▶ **Task instructions**:
Search the material for the word "present" and report each line where it turns up.

▶ **Record list**:

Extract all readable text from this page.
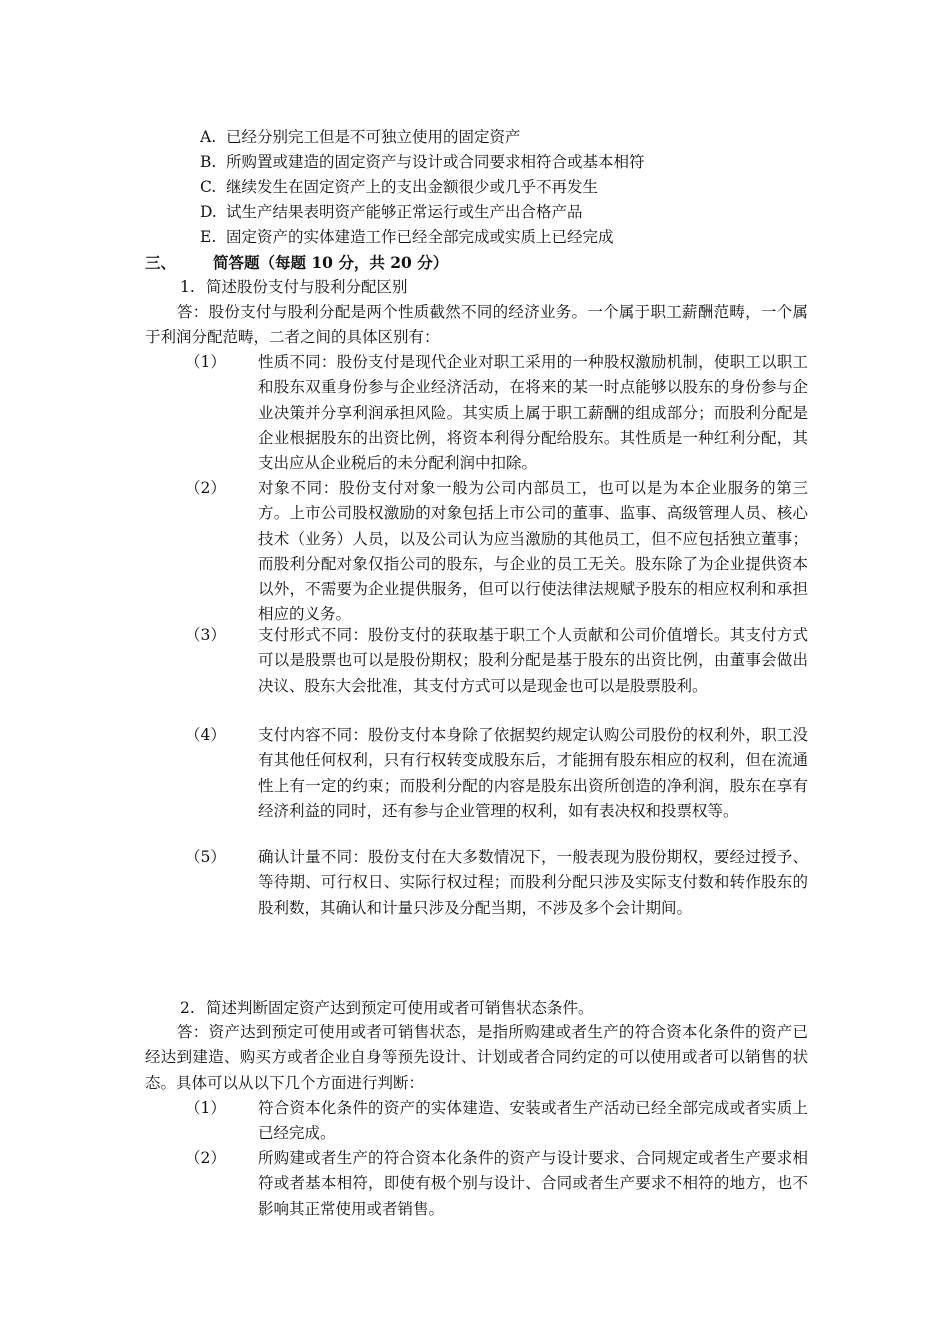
A. 已经分别完工但是不可独立使用的固定资产
B. 所购置或建造的固定资产与设计或合同要求相符合或基本相符
C. 继续发生在固定资产上的支出金额很少或几乎不再发生
D. 试生产结果表明资产能够正常运行或生产出合格产品
E. 固定资产的实体建造工作已经全部完成或实质上已经完成
三、 简答题（每题 10 分，共 20 分）
1. 简述股份支付与股利分配区别
答：股份支付与股利分配是两个性质截然不同的经济业务。一个属于职工薪酬范畴，一个属于利润分配范畴，二者之间的具体区别有：
（1） 性质不同：股份支付是现代企业对职工采用的一种股权激励机制，使职工以职工和股东双重身份参与企业经济活动，在将来的某一时点能够以股东的身份参与企业决策并分享利润承担风险。其实质上属于职工薪酬的组成部分；而股利分配是企业根据股东的出资比例，将资本利得分配给股东。其性质是一种红利分配，其支出应从企业税后的未分配利润中扣除。
（2） 对象不同：股份支付对象一般为公司内部员工，也可以是为本企业服务的第三方。上市公司股权激励的对象包括上市公司的董事、监事、高级管理人员、核心技术（业务）人员，以及公司认为应当激励的其他员工，但不应包括独立董事；而股利分配对象仅指公司的股东，与企业的员工无关。股东除了为企业提供资本以外，不需要为企业提供服务，但可以行使法律法规赋予股东的相应权利和承担相应的义务。
（3） 支付形式不同：股份支付的获取基于职工个人贡献和公司价值增长。其支付方式可以是股票也可以是股份期权；股利分配是基于股东的出资比例，由董事会做出决议、股东大会批准，其支付方式可以是现金也可以是股票股利。
（4） 支付内容不同：股份支付本身除了依据契约规定认购公司股份的权利外，职工没有其他任何权利，只有行权转变成股东后，才能拥有股东相应的权利，但在流通性上有一定的约束；而股利分配的内容是股东出资所创造的净利润，股东在享有经济利益的同时，还有参与企业管理的权利，如有表决权和投票权等。
（5） 确认计量不同：股份支付在大多数情况下，一般表现为股份期权，要经过授予、等待期、可行权日、实际行权过程；而股利分配只涉及实际支付数和转作股东的股利数，其确认和计量只涉及分配当期，不涉及多个会计期间。
2. 简述判断固定资产达到预定可使用或者可销售状态条件。
答：资产达到预定可使用或者可销售状态，是指所购建或者生产的符合资本化条件的资产已经达到建造、购买方或者企业自身等预先设计、计划或者合同约定的可以使用或者可以销售的状态。具体可以从以下几个方面进行判断：
（1） 符合资本化条件的资产的实体建造、安装或者生产活动已经全部完成或者实质上已经完成。
（2） 所购建或者生产的符合资本化条件的资产与设计要求、合同规定或者生产要求相符或者基本相符，即使有极个别与设计、合同或者生产要求不相符的地方，也不影响其正常使用或者销售。
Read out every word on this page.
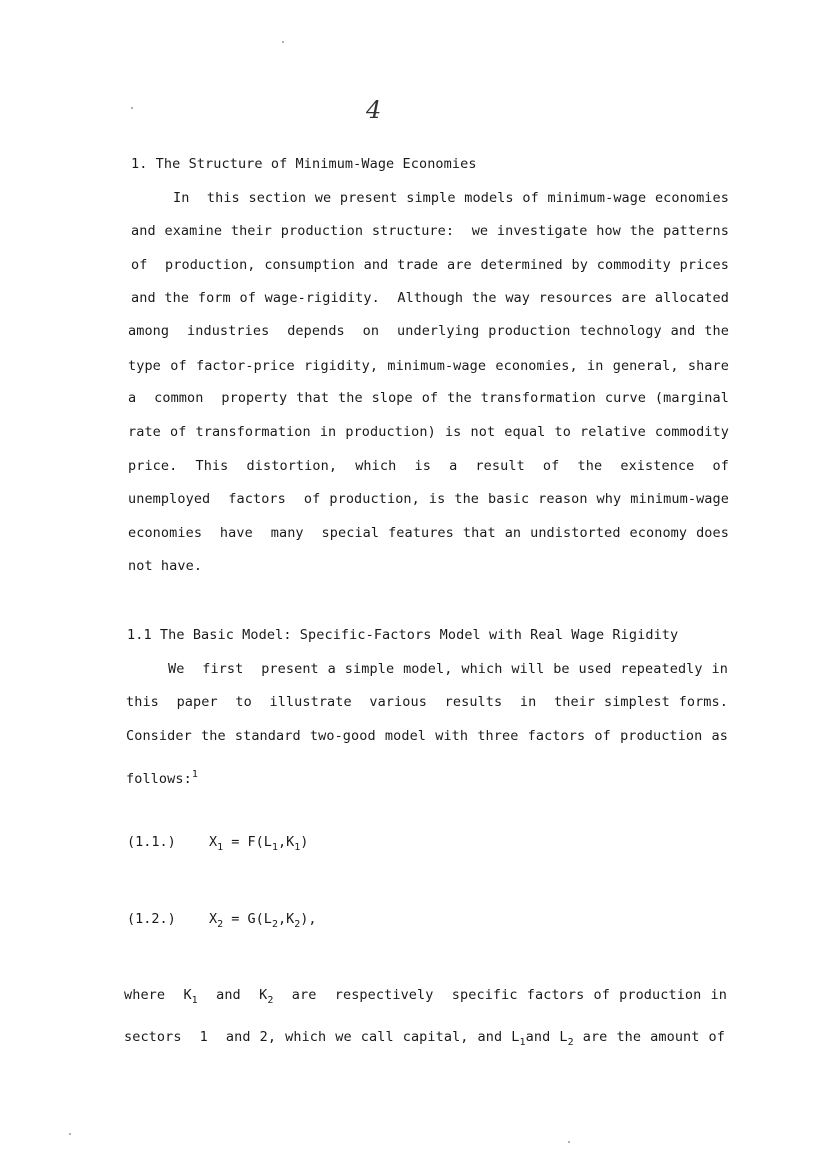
4
1. The Structure of Minimum-Wage Economies
In  this section we present simple models of minimum-wage economies
and examine their production structure:  we investigate how the patterns
of  production, consumption and trade are determined by commodity prices
and the form of wage-rigidity.  Although the way resources are allocated
among  industries  depends  on  underlying production technology and the
type of factor-price rigidity, minimum-wage economies, in general, share
a  common  property that the slope of the transformation curve (marginal
rate of transformation in production) is not equal to relative commodity
price.  This  distortion,  which  is  a  result  of  the  existence  of
unemployed  factors  of production, is the basic reason why minimum-wage
economies  have  many  special features that an undistorted economy does
not have.
1.1 The Basic Model: Specific-Factors Model with Real Wage Rigidity
We  first  present a simple model, which will be used repeatedly in
this  paper  to  illustrate  various  results  in  their simplest forms.
Consider the standard two-good model with three factors of production as
follows:$^1$
(1.1.) $X_1 = F(L_1,K_1)$
(1.2.) $X_2 = G(L_2,K_2)$,
where  $K_1$  and  $K_2$  are  respectively  specific factors of production in
sectors  1  and 2, which we call capital, and $L_1and$ $L_2$ are the amount of
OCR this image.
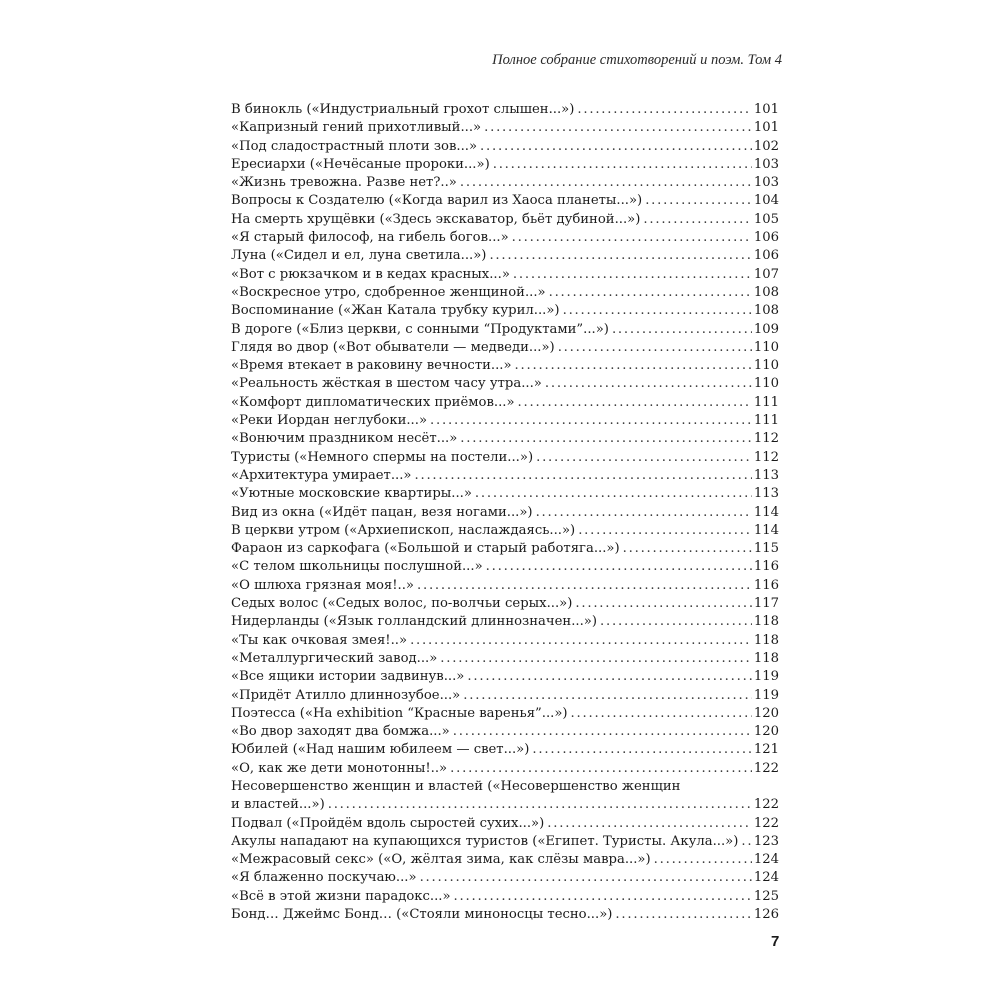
Полное собрание стихотворений и поэм. Том 4
В бинокль («Индустриальный грохот слышен...») . . .	101
«Капризный гений прихотливый...» . . .	101
«Под сладострастный плоти зов...» . . .	102
Ересиархи («Нечёсаные пророки...») . . .	103
«Жизнь тревожна. Разве нет?..» . . .	103
Вопросы к Создателю («Когда варил из Хаоса планеты...») . . .	104
На смерть хрущёвки («Здесь экскаватор, бьёт дубиной...») . . .	105
«Я старый философ, на гибель богов...» . . .	106
Луна («Сидел и ел, луна светила...») . . .	106
«Вот с рюкзачком и в кедах красных...» . . .	107
«Воскресное утро, сдобренное женщиной...» . . .	108
Воспоминание («Жан Катала трубку курил...») . . .	108
В дороге («Близ церкви, с сонными “Продуктами”...») . . .	109
Глядя во двор («Вот обыватели — медведи...») . . .	110
«Время втекает в раковину вечности...» . . .	110
«Реальность жёсткая в шестом часу утра...» . . .	110
«Комфорт дипломатических приёмов...» . . .	111
«Реки Иордан неглубоки...» . . .	111
«Вонючим праздником несёт...» . . .	112
Туристы («Немного спермы на постели...») . . .	112
«Архитектура умирает...» . . .	113
«Уютные московские квартиры...» . . .	113
Вид из окна («Идёт пацан, везя ногами...») . . .	114
В церкви утром («Архиепископ, наслаждаясь...») . . .	114
Фараон из саркофага («Большой и старый работяга...») . . .	115
«С телом школьницы послушной...» . . .	116
«О шлюха грязная моя!..» . . .	116
Седых волос («Седых волос, по-волчьи серых...») . . .	117
Нидерланды («Язык голландский длиннозначен...») . . .	118
«Ты как очковая змея!..» . . .	118
«Металлургический завод...» . . .	118
«Все ящики истории задвинув...» . . .	119
«Придёт Атилло длиннозубое...» . . .	119
Поэтесса («На exhibition “Красные варенья”...») . . .	120
«Во двор заходят два бомжа...» . . .	120
Юбилей («Над нашим юбилеем — свет...») . . .	121
«О, как же дети монотонны!..» . . .	122
Несовершенство женщин и властей («Несовершенство женщин
и властей...») . . .	122
Подвал («Пройдём вдоль сыростей сухих...») . . .	122
Акулы нападают на купающихся туристов («Египет. Туристы. Акула...») . . . 123
«Межрасовый секс» («О, жёлтая зима, как слёзы мавра...») . . .	124
«Я блаженно поскучаю...» . . .	124
«Всё в этой жизни парадокс...» . . .	125
Бонд… Джеймс Бонд… («Стояли миноносцы тесно...») . . .	126
7
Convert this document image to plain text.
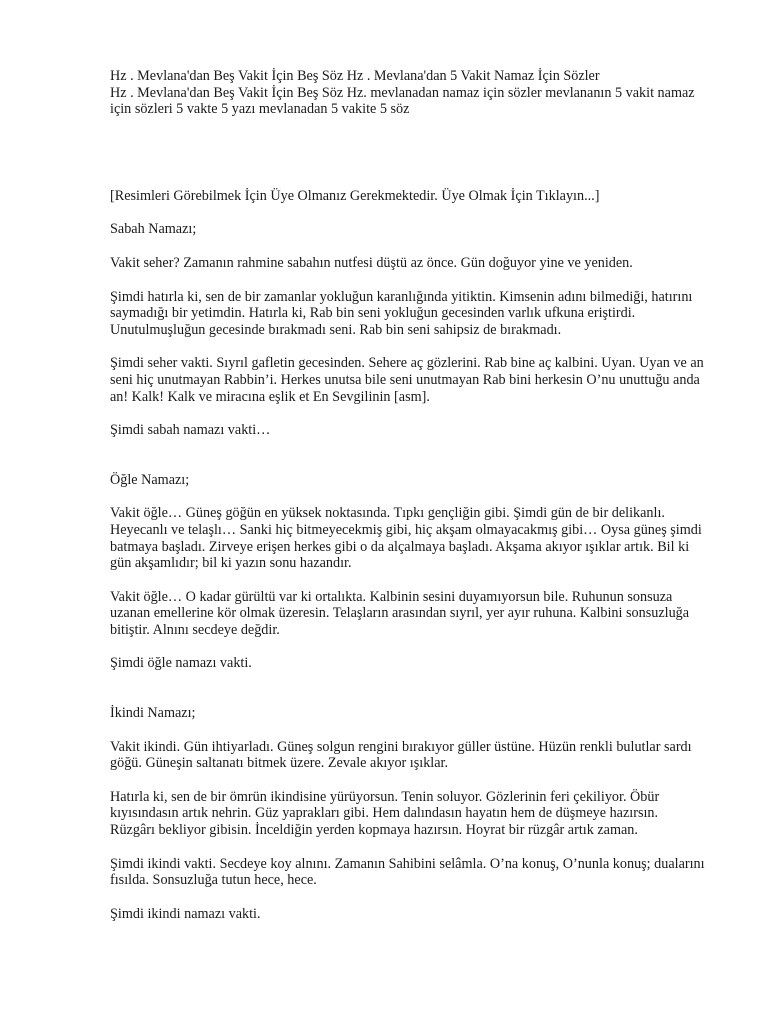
Hz . Mevlana'dan Beş Vakit İçin Beş Söz Hz . Mevlana'dan 5 Vakit Namaz İçin Sözler

Hz . Mevlana'dan Beş Vakit İçin Beş Söz Hz. mevlanadan namaz için sözler mevlananın 5 vakit namaz için sözleri 5 vakte 5 yazı mevlanadan 5 vakite 5 söz

[Resimleri Görebilmek İçin Üye Olmanız Gerekmektedir. Üye Olmak İçin Tıklayın...]

Sabah Namazı;

Vakit seher? Zamanın rahmine sabahın nutfesi düştü az önce. Gün doğuyor yine ve yeniden.

Şimdi hatırla ki, sen de bir zamanlar yokluğun karanlığında yitiktin. Kimsenin adını bilmediği, hatırını saymadığı bir yetimdin. Hatırla ki, Rab bin seni yokluğun gecesinden varlık ufkuna eriştirdi. Unutulmuşluğun gecesinde bırakmadı seni. Rab bin seni sahipsiz de bırakmadı.

Şimdi seher vakti. Sıyrıl gafletin gecesinden. Sehere aç gözlerini. Rab bine aç kalbini. Uyan. Uyan ve an seni hiç unutmayan Rabbin’i. Herkes unutsa bile seni unutmayan Rab bini herkesin O’nu unuttuğu anda an! Kalk! Kalk ve miracına eşlik et En Sevgilinin [asm].

Şimdi sabah namazı vakti…

Öğle Namazı;

Vakit öğle… Güneş göğün en yüksek noktasında. Tıpkı gençliğin gibi. Şimdi gün de bir delikanlı. Heyecanlı ve telaşlı… Sanki hiç bitmeyecekmiş gibi, hiç akşam olmayacakmış gibi… Oysa güneş şimdi batmaya başladı. Zirveye erişen herkes gibi o da alçalmaya başladı. Akşama akıyor ışıklar artık. Bil ki gün akşamlıdır; bil ki yazın sonu hazandır.

Vakit öğle… O kadar gürültü var ki ortalıkta. Kalbinin sesini duyamıyorsun bile. Ruhunun sonsuza uzanan emellerine kör olmak üzeresin. Telaşların arasından sıyrıl, yer ayır ruhuna. Kalbini sonsuzluğa bitiştir. Alnını secdeye değdir.

Şimdi öğle namazı vakti.

İkindi Namazı;

Vakit ikindi. Gün ihtiyarladı. Güneş solgun rengini bırakıyor güller üstüne. Hüzün renkli bulutlar sardı göğü. Güneşin saltanatı bitmek üzere. Zevale akıyor ışıklar.

Hatırla ki, sen de bir ömrün ikindisine yürüyorsun. Tenin soluyor. Gözlerinin feri çekiliyor. Öbür kıyısındasın artık nehrin. Güz yaprakları gibi. Hem dalındasın hayatın hem de düşmeye hazırsın.

Rüzgârı bekliyor gibisin. İnceldiğin yerden kopmaya hazırsın. Hoyrat bir rüzgâr artık zaman.

Şimdi ikindi vakti. Secdeye koy alnını. Zamanın Sahibini selâmla. O’na konuş, O’nunla konuş; dualarını fısılda. Sonsuzluğa tutun hece, hece.

Şimdi ikindi namazı vakti.
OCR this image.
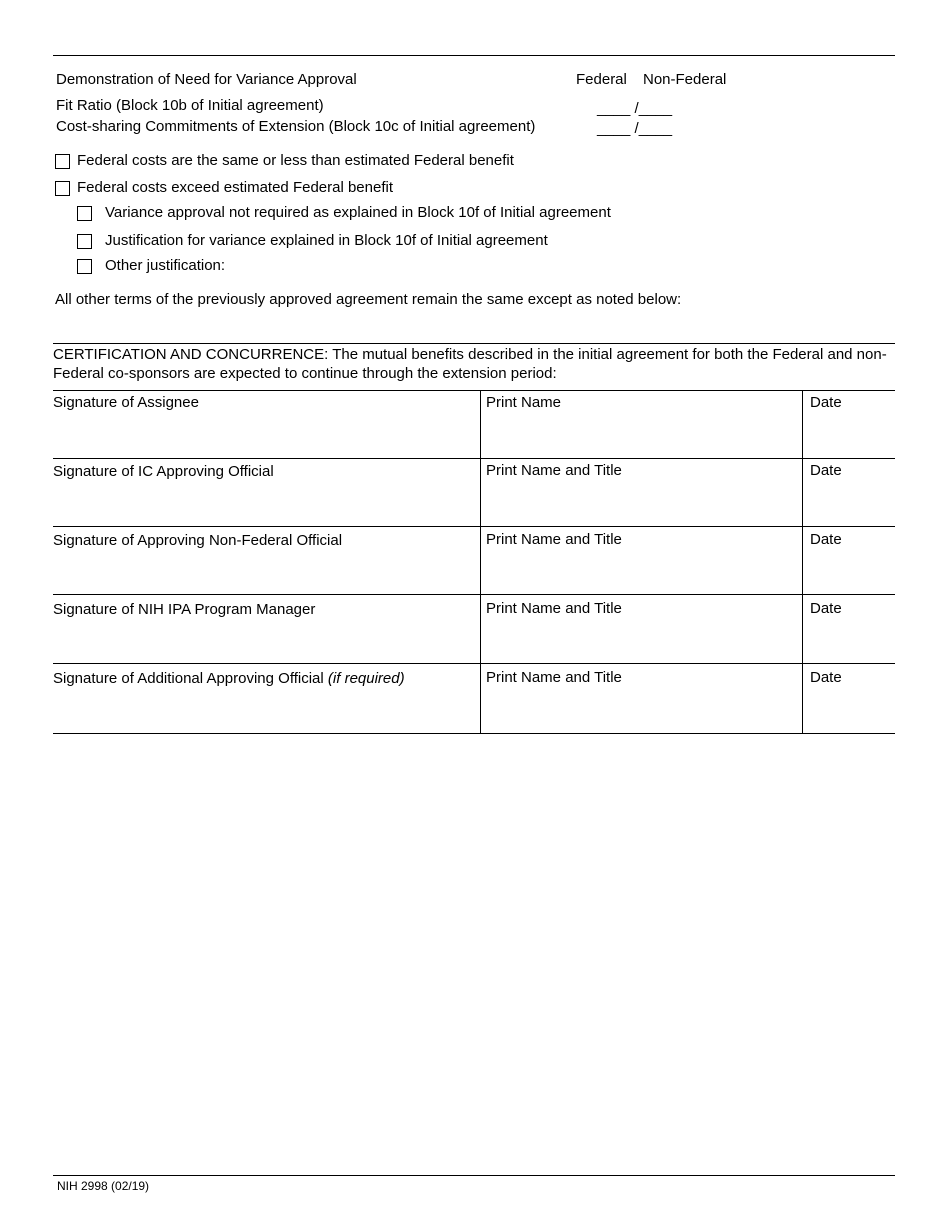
Demonstration of Need for Variance Approval	Federal Non-Federal
Fit Ratio (Block 10b of Initial agreement)	____ /____
Cost-sharing Commitments of Extension (Block 10c of Initial agreement)	____ /____
Federal costs are the same or less than estimated Federal benefit
Federal costs exceed estimated Federal benefit
Variance approval not required as explained in Block 10f of Initial agreement
Justification for variance explained in Block 10f of Initial agreement
Other justification:
All other terms of the previously approved agreement remain the same except as noted below:
CERTIFICATION AND CONCURRENCE: The mutual benefits described in the initial agreement for both the Federal and non-Federal co-sponsors are expected to continue through the extension period:
Signature of Assignee	Print Name	Date
Signature of IC Approving Official	Print Name and Title	Date
Signature of Approving Non-Federal Official	Print Name and Title	Date
Signature of NIH IPA Program Manager	Print Name and Title	Date
Signature of Additional Approving Official (if required)	Print Name and Title	Date
NIH 2998 (02/19)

▶ **In response**:
In  this section we present simple models of minimum-wage economies
We  first  present a simple model, which will be used repeatedly in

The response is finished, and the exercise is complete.